→ **ACTIVITIES**
**A.** Copy the passage of the Lafourche Parish text starting at "Long a center" and ending at "and racial terrorism.", word for word.
**B.** Write the next part of the Lafourche Parish text, continuing from its last sentence.

___ EXCERPTED TEXT

Lafourche Parish () is a parish located in the south of the U.S. state of Louisiana. The parish seat is Thibodaux. The parish was formed in 1807. It was originally the northern part of Lafourche Interior Parish, which consisted of the present parishes of Lafourche and Terrebonne. Lafourche Parish was named after the Bayou Lafourche. City buildings have been featured in television and movies, such as in Fletch Lives, due to its architecture and rich history. At the 2020 census, its population was 97,557.

Long a center of sugar cane plantations and sugar production, in November 1887 the parish was the site of the Thibodaux Massacre. After state militia were used to suppress a massive Knights of Labor strike involving 10,000 workers in four parishes, many African Americans retreated to Thibodaux. Local paramilitary forces attacked the men and their families, killing an estimated 50 persons. Hundreds more were missing, wounded, and presumed dead in one of the deadliest incidents of labor suppression and racial terrorism.

Lafourche Parish is part of the Houma-Thibodaux metropolitan statistical area. People of the state-recognized Native American Houma Tribe live in both Lafourche and Terrebonne parishes.

History
South Louisiana became known as Sugarland, and Lafourche one of the sugar parishes, where sugar cane plantations were established before and after the Civil War. They required the labor of large numbers of enslaved African Americans. In the postbellum era, they comprised from 50 to 80 percent of the population in most of the sugar parishes.

______
___ DATA LISTING

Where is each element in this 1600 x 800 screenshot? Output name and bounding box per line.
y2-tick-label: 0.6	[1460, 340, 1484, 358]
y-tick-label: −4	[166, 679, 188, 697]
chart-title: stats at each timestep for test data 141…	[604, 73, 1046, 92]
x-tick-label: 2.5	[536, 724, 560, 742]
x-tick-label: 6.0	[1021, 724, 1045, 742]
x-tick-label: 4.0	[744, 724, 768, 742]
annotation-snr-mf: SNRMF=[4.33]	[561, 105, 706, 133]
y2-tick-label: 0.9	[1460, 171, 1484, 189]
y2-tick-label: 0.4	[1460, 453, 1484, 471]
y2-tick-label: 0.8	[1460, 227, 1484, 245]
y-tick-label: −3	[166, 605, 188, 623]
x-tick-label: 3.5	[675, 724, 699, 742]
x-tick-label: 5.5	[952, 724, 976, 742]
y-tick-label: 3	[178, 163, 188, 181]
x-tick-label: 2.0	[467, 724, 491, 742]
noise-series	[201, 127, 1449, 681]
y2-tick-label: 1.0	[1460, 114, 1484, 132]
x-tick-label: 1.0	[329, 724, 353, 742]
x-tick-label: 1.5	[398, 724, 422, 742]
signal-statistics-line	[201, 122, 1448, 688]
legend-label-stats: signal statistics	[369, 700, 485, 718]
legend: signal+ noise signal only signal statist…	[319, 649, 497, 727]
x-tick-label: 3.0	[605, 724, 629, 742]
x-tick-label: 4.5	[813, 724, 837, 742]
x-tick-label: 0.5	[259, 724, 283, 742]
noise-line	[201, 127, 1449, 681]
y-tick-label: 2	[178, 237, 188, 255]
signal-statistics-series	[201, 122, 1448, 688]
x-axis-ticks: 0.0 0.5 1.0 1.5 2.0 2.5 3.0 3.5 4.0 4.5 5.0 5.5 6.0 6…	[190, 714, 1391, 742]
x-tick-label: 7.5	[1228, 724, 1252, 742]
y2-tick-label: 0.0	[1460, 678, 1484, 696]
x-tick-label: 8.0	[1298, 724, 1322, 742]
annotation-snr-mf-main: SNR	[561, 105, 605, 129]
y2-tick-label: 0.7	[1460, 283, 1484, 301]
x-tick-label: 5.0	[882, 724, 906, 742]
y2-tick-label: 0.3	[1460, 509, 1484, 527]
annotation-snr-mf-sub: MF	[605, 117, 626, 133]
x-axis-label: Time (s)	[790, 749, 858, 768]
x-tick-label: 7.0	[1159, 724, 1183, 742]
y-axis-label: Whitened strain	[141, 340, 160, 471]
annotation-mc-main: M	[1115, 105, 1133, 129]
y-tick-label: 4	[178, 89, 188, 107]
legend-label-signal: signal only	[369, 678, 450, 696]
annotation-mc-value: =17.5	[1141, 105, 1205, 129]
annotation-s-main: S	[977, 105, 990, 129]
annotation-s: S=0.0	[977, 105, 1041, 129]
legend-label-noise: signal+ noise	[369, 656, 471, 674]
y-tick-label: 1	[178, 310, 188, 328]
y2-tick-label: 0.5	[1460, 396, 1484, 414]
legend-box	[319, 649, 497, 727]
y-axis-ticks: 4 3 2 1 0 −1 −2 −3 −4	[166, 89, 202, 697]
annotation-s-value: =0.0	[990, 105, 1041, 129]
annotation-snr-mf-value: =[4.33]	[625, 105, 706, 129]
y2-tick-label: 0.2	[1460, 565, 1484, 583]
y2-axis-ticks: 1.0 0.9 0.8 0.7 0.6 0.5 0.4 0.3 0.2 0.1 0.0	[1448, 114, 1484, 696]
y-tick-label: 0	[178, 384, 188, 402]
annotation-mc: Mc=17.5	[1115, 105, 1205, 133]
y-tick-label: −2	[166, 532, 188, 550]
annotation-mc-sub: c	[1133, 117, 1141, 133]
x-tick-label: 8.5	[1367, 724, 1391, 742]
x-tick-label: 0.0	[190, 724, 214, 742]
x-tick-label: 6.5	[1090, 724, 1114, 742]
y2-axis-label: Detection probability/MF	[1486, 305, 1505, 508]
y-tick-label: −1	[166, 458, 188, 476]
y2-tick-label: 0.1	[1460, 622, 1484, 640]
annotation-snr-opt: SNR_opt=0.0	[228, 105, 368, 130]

______

→ **ANSWERS FOR THIS EXERCISE**
**A.**
Long a center of sugar cane plantations and sugar production, in November 1887 the parish was the site of the Thibodaux Massacre. After state militia were used to suppress a massive Knights of Labor strike involving 10,000 workers in four parishes, many African Americans retreated to Thibodaux. Local paramilitary forces attacked the men and their families, killing an estimated 50 persons. Hundreds more were missing, wounded, and presumed dead in one of the deadliest incidents of labor suppression and racial terrorism.

**B.**
Particularly after Reconstruction, whites in the parish used violence and intimidation against the large population of freedmen to suppress Republican voting and re-establish white supremacy, but were less successful than in North Louisiana until after disenfranchisement of blacks at the turn of the century. From 1877 through the early 20th century, there were 52 lynchings of African Americans in Lafourche Parish. Most of the deaths were due to white suppression of labor unrest in 1887; blacks were skilled sugar workers and had begun to organize for better wages and conditions. Some 10,000 workers had struck in Lafourche and three other parishes during the critical harvest period. At the request of the planters, the state sent in militia against the workers to break the strike.

In what was called the Thibodaux Massacre of November 22, 1887, local whites organized by leaders of the town killed up to 50 blacks who had taken refuge in the African-American quarters after a major Knights of Labor strike was called on sugar plantations.  Hundreds more were wounded or missing, and presumed dead.

The total deaths in this parish due to this racial terrorism were the highest of any parish in the state and nearly twice as high as some others among the six parishes with the highest totals. In general, most of the lynching and racial terrorism took place in the late 19th and early 20th centuries.

On August 29, 2021, Hurricane Ida made landfall in Port Fourchon at 16:55 UTC as a category 4 hurricane with maximum sustained winds of 150 mph. Additional reports surveyed by ships in Port Fourchon reported wind gusts up to 194 knots. In Golden Meadow, LA, the National Weather Service recorded storm surge measurements of 10.1 ft.  It was the strongest storm on record to make landfall in Lafourche Parish and at the time the 5th costliest hurricane in United States history.

Geography
According to the U.S. Census Bureau, the parish has a total area of , of which  is land and  (28%) is water. To the south of the parish is the Gulf of Mexico.

Major highways
  Interstate 49 
  U.S. Highway 90
  Louisiana Highway 1
  Louisiana Highway 20
  Louisiana Highway 24
  Louisiana Highway 304
  Louisiana Highway 308

Adjacent parishes
 St. James Parish (north)
 St. John the Baptist Parish  (north)
 St. Charles Parish  (northeast)
 Jefferson Parish  (east)
 Terrebonne Parish  (west)
 Assumption Parish  (northwest)

National protected area
 Jean Lafitte National Historical Park and Preserve (part, in Thibodaux)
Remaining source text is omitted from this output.